▶ [TASK OBJECTIVE] Copy out all lines with the word "electric" in them.

Records contained in a dataset

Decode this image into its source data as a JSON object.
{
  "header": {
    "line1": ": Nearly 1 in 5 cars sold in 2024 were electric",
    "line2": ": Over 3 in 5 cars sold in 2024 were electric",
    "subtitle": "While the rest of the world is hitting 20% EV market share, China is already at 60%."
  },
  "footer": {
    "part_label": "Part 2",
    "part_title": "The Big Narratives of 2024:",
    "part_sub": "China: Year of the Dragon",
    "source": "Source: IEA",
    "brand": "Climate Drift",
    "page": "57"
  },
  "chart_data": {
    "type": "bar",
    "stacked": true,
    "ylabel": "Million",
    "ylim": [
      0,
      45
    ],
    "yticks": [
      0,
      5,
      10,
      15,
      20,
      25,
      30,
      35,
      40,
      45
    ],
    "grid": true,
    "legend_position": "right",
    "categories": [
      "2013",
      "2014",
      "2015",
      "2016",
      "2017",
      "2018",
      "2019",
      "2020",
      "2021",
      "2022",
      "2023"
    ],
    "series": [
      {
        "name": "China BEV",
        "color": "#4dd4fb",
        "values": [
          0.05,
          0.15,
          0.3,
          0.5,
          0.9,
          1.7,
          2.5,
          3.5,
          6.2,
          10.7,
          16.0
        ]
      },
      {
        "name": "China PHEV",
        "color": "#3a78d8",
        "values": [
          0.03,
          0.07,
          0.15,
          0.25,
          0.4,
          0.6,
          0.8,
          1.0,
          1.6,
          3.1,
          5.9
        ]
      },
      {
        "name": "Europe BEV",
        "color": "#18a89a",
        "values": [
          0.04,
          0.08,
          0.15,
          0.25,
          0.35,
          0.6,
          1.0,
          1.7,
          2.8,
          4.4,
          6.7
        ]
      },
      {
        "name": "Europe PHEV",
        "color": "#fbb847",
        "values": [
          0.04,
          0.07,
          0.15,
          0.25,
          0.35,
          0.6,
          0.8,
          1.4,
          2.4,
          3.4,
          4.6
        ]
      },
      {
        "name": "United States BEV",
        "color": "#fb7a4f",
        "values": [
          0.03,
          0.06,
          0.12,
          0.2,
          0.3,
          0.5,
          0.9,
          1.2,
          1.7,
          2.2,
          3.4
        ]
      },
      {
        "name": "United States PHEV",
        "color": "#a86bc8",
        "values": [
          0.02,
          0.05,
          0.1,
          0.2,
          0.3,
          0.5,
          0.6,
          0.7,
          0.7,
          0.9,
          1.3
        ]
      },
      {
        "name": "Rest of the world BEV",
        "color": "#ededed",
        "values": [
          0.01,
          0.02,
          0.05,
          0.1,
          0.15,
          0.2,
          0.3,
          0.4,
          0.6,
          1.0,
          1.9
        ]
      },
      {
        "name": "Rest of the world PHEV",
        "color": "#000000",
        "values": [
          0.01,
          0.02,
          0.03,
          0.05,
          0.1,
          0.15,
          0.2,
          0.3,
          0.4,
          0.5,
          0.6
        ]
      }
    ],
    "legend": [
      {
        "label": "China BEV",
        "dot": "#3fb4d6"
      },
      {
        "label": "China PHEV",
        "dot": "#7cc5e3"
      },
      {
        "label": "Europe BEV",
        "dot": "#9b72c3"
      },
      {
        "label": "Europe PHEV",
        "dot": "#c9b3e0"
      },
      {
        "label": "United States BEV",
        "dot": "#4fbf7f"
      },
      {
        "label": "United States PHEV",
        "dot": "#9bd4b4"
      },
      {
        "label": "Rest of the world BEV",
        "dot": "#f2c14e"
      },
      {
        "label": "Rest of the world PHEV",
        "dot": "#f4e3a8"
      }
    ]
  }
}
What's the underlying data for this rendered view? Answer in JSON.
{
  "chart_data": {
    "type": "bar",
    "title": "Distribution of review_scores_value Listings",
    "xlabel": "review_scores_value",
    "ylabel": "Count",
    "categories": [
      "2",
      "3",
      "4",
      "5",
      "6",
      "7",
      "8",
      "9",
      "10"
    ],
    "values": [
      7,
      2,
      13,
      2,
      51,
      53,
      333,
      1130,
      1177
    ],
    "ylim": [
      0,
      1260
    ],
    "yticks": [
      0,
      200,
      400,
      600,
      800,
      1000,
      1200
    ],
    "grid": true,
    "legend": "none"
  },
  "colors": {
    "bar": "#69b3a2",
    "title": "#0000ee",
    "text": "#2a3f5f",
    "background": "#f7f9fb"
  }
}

▶ [THE REPLY]
    "line1": ": Nearly 1 in 5 cars sold in 2024 were electric",
    "line2": ": Over 3 in 5 cars sold in 2024 were electric",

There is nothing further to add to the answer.